■ DIRECTIVE
Copy out all the records exactly.

■ DATA SUPPLIED
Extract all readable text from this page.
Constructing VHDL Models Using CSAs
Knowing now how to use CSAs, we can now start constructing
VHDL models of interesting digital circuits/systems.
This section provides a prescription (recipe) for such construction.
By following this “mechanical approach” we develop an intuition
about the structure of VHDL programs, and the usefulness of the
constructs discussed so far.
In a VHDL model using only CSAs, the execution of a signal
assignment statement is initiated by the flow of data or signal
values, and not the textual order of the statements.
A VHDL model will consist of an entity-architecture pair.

■ THE SOLUTION
Extract all readable text from this page.
Constructing VHDL Models Using CSAs
Knowing now how to use CSAs, we can now start constructing
VHDL models of interesting digital circuits/systems.
This section provides a prescription (recipe) for such construction.
By following this “mechanical approach” we develop an intuition
about the structure of VHDL programs, and the usefulness of the
constructs discussed so far.
In a VHDL model using only CSAs, the execution of a signal
assignment statement is initiated by the flow of data or signal
values, and not the textual order of the statements.
A VHDL model will consist of an entity-architecture pair.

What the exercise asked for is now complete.